__PROBLEM TO WORK ON__: Work out how many lines in the listing below include the word "refers"; answer with the number alone.

-- BEGIN --

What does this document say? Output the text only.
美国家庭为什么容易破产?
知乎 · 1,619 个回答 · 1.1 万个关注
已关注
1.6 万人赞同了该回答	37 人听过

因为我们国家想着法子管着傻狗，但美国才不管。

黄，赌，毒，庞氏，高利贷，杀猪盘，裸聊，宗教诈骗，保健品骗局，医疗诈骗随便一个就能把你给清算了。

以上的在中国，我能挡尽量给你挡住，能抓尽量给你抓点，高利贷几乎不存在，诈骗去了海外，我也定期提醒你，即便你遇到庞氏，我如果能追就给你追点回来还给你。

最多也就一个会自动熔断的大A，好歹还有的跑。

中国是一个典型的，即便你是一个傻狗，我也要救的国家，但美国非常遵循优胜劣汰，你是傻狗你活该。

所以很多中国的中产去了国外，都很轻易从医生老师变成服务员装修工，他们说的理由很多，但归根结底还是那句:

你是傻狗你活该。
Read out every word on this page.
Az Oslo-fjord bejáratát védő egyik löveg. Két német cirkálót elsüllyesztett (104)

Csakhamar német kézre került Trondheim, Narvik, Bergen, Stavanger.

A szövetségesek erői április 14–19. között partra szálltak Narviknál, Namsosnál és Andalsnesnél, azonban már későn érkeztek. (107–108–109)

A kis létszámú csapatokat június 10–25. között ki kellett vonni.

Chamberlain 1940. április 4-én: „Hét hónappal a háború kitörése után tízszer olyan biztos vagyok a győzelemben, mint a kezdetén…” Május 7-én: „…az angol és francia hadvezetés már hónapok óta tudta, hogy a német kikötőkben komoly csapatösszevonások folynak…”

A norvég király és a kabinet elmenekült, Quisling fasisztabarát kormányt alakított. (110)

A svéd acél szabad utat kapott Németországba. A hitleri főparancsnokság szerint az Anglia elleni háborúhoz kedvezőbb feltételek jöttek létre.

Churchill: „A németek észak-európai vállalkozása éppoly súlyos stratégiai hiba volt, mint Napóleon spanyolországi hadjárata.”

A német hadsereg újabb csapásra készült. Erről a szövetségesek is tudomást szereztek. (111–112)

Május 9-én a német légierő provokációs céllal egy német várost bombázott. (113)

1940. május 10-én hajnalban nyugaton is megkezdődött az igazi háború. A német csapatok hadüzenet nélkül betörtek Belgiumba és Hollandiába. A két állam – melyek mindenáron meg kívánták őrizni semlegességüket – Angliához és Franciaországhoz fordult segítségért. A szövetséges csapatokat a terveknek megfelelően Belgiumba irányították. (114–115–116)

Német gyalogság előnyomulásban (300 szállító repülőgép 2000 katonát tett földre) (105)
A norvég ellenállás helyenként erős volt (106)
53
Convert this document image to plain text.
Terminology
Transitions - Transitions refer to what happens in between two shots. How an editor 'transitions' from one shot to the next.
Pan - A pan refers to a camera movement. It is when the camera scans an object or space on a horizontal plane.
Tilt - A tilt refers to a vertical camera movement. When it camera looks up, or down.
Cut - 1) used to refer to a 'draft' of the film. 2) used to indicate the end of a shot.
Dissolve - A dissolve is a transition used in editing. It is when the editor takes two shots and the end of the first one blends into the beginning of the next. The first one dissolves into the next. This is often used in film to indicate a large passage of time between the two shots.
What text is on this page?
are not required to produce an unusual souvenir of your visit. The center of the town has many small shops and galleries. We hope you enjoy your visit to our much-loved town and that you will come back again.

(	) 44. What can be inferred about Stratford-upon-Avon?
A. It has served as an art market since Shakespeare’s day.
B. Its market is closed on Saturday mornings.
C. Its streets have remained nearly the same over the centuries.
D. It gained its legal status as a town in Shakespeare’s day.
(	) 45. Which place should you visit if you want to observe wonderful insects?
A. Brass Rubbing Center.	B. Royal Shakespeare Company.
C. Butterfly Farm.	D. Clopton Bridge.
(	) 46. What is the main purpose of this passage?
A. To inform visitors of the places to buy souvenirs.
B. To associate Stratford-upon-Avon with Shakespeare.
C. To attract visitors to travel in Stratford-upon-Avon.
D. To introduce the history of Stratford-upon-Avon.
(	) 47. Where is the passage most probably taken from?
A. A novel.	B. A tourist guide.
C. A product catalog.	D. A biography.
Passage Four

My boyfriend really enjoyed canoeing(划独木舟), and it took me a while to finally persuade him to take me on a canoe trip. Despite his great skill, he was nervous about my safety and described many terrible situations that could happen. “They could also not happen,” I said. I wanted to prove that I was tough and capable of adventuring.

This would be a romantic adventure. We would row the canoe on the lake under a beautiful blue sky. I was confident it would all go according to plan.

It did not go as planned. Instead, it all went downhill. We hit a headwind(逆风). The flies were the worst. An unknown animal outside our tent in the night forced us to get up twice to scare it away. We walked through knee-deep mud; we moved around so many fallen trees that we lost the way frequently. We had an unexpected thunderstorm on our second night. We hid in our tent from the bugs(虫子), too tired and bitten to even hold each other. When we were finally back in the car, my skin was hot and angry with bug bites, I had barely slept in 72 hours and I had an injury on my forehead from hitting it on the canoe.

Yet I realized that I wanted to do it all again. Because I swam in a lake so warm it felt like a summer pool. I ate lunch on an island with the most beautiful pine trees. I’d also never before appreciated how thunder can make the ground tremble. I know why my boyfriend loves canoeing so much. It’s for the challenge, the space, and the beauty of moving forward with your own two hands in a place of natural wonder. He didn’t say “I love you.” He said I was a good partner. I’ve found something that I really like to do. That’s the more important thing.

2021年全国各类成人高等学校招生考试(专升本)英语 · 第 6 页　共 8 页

-- END --

__FINAL RESULT__: 2